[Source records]
○ ○ ○ ○ ○ ○ ○

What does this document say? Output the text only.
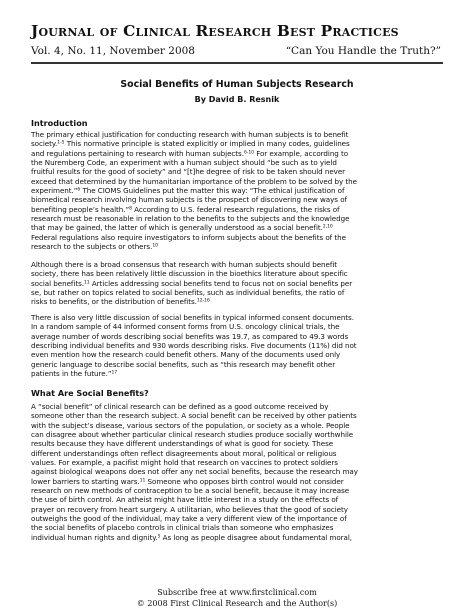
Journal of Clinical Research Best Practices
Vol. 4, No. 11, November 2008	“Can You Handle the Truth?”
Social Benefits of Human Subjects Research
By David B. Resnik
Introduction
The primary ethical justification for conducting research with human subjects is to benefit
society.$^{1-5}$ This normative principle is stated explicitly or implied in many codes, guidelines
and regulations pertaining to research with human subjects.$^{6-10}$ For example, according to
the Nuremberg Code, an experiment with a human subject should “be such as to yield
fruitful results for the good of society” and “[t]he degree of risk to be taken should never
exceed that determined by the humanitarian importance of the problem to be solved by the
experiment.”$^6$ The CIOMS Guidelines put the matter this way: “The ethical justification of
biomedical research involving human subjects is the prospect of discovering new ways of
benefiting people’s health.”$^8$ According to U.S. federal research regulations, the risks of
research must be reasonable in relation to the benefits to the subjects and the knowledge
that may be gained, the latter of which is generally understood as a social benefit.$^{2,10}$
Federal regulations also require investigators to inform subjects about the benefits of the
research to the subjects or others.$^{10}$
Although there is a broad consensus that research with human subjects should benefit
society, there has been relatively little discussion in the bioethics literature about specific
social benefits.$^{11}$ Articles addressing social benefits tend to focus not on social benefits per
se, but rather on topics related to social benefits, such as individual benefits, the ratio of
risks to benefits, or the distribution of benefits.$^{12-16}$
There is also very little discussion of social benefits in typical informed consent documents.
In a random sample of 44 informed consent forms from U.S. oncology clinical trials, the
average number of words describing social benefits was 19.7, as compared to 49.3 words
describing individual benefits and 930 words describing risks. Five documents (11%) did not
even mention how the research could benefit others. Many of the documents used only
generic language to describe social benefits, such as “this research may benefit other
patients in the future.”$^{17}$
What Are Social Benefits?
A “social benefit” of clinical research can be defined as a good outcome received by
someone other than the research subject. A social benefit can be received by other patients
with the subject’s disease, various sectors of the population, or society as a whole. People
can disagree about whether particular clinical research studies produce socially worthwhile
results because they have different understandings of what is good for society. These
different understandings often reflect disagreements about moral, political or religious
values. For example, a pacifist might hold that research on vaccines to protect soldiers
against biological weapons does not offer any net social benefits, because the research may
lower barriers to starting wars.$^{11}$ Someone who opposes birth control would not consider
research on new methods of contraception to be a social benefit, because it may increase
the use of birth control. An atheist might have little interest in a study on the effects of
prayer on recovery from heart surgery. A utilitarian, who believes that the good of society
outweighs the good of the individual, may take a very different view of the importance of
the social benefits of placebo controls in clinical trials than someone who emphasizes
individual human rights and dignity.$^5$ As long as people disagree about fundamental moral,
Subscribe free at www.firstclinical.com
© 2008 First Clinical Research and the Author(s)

○ ○ ○ ○ ○ ○ ○

Please print the records above word for word, leaving every image out.

What does this document say? Output the text only.
Journal of Clinical Research Best Practices
Vol. 4, No. 11, November 2008	“Can You Handle the Truth?”
Social Benefits of Human Subjects Research
By David B. Resnik
Introduction
The primary ethical justification for conducting research with human subjects is to benefit
society.$^{1-5}$ This normative principle is stated explicitly or implied in many codes, guidelines
and regulations pertaining to research with human subjects.$^{6-10}$ For example, according to
the Nuremberg Code, an experiment with a human subject should “be such as to yield
fruitful results for the good of society” and “[t]he degree of risk to be taken should never
exceed that determined by the humanitarian importance of the problem to be solved by the
experiment.”$^6$ The CIOMS Guidelines put the matter this way: “The ethical justification of
biomedical research involving human subjects is the prospect of discovering new ways of
benefiting people’s health.”$^8$ According to U.S. federal research regulations, the risks of
research must be reasonable in relation to the benefits to the subjects and the knowledge
that may be gained, the latter of which is generally understood as a social benefit.$^{2,10}$
Federal regulations also require investigators to inform subjects about the benefits of the
research to the subjects or others.$^{10}$
Although there is a broad consensus that research with human subjects should benefit
society, there has been relatively little discussion in the bioethics literature about specific
social benefits.$^{11}$ Articles addressing social benefits tend to focus not on social benefits per
se, but rather on topics related to social benefits, such as individual benefits, the ratio of
risks to benefits, or the distribution of benefits.$^{12-16}$
There is also very little discussion of social benefits in typical informed consent documents.
In a random sample of 44 informed consent forms from U.S. oncology clinical trials, the
average number of words describing social benefits was 19.7, as compared to 49.3 words
describing individual benefits and 930 words describing risks. Five documents (11%) did not
even mention how the research could benefit others. Many of the documents used only
generic language to describe social benefits, such as “this research may benefit other
patients in the future.”$^{17}$
What Are Social Benefits?
A “social benefit” of clinical research can be defined as a good outcome received by
someone other than the research subject. A social benefit can be received by other patients
with the subject’s disease, various sectors of the population, or society as a whole. People
can disagree about whether particular clinical research studies produce socially worthwhile
results because they have different understandings of what is good for society. These
different understandings often reflect disagreements about moral, political or religious
values. For example, a pacifist might hold that research on vaccines to protect soldiers
against biological weapons does not offer any net social benefits, because the research may
lower barriers to starting wars.$^{11}$ Someone who opposes birth control would not consider
research on new methods of contraception to be a social benefit, because it may increase
the use of birth control. An atheist might have little interest in a study on the effects of
prayer on recovery from heart surgery. A utilitarian, who believes that the good of society
outweighs the good of the individual, may take a very different view of the importance of
the social benefits of placebo controls in clinical trials than someone who emphasizes
individual human rights and dignity.$^5$ As long as people disagree about fundamental moral,
Subscribe free at www.firstclinical.com
© 2008 First Clinical Research and the Author(s)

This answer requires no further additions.